### Selected extract
[start]
Home | About | Sematext search-lucene.com search-hadoop.com
 Search Hadoop and all its subprojects:

Switch to Threaded View
Pig >> mail # user >> AvroStorage compression ratio


Copy link to this message
-
Re: AvroStorage compression ratio
For me it was:

27.5G for uncompressed tab-delimited plain txt
when compressed:
Format Size
sequence files 1.6G
avro deflate with level 1 2.9G
avro deflate with level 5 2.4G
avro deflate with level 9 2.2G
avro snappy 4.1G

I was using this:
https://ccp.cloudera.com/display/CDHDOC/Avro+Usage#AvroUsage-Pig
with CDH 3

Best Regards

On Tue, Oct 23, 2012 at 2:51 AM, Thejas Nair <[EMAIL PROTECTED]> wrote:
> What was the compression ratio you saw?
> I get the correct results, but the data size is almost same as uncompressed
> text.
>
> searches = load  '/user/testuser/aol_search_logs.txt' as (ID : int, Query :
> chararray, QueryTime : chararray, ItemRank : int, ClickURL : chararray);
> store searches into '/user/testuser/aol_search_logs.avro'  using
> AvroStorage();
>
> I also tried -
>
> SET avro.output.codec snappy
> SET mapred.output.compress true
> searches = load '/user/testuser/aol_search_logs.avro'  using
> org.apache.pig.piggybank.storage.avro.AvroStorage();
> store searches into '/user/testuser/aol_search_logs.snappy.avro' using
> org.apache.pig.piggybank.storage.avro.AvroStorage();
>
> -Thejas
>
>
>
>
> On 10/22/12 6:02 AM, Ruslan Al-Fakikh wrote:
>>
>> How do you generate your Avro files?
[end]
### Information supplied
[start]
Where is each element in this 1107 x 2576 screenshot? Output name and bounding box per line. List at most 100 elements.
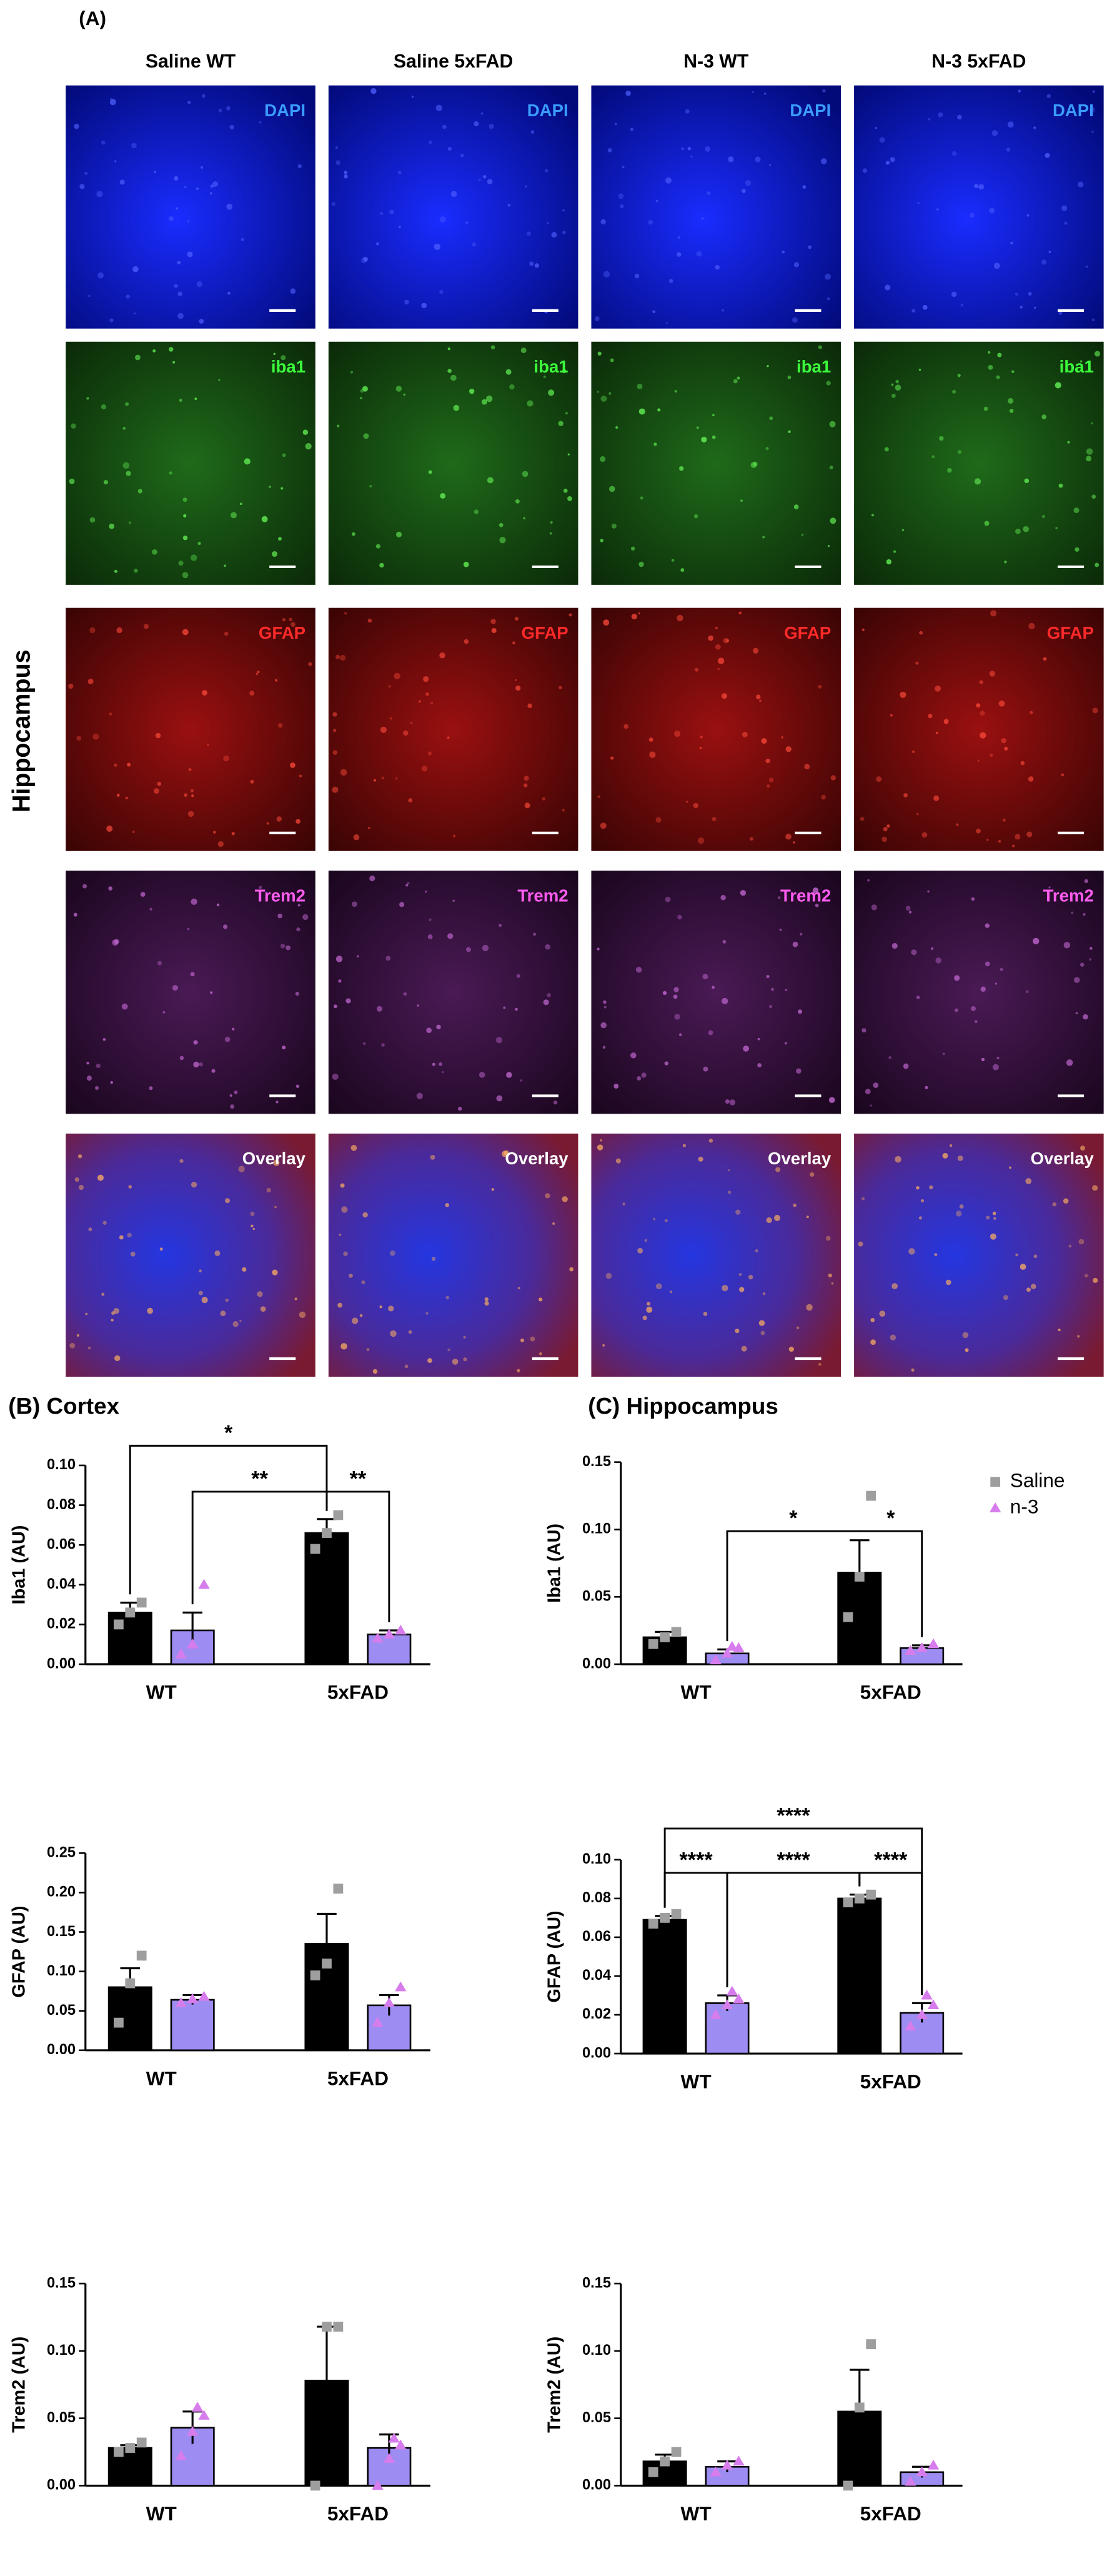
[end]
### Written exercise 1
Could you print the part of the AvroStorage compression thread that opens with the words containing "I was using" and closes with "ratio you saw?"?
### Written exercise 2
Can you carry on the AvroStorage compression thread from its last line?
You won't need the listing here.

### Task response 1
I was using this:
https://ccp.cloudera.com/display/CDHDOC/Avro+Usage#AvroUsage-Pig
with CDH 3

Best Regards

On Tue, Oct 23, 2012 at 2:51 AM, Thejas Nair <[EMAIL PROTECTED]> wrote:
> What was the compression ratio you saw?

### Task response 2
>> It worked OK for me with:
>>
>> SET avro.mapred.deflate.level 5
>> inputData = LOAD 'input path' USING
>> org.apache.pig.piggybank.storage.avro.AvroStorage();
>> STORE inputData INTO 'output path' USING
>> org.apache.pig.piggybank.storage.avro.AvroStorage();
>>
>> But I did these tests a long time ago with an old version.
>>
>> Ruslan
>>
>> On Sun, Oct 21, 2012 at 9:22 AM, Thejas Nair <[EMAIL PROTECTED]>
>> wrote:
>>>
>>> Based on AvroStorage code and documentation, it looks like compression is
>>> enabled by default, codec set to "deflate". But the file size is almost
>>> same
>>> as that of uncompressed tab separated text data.
>>>
>>> This is probably a bug in AvroStorage, but I wanted to check if this is
>>> somehow expected, before I open a jira to track it.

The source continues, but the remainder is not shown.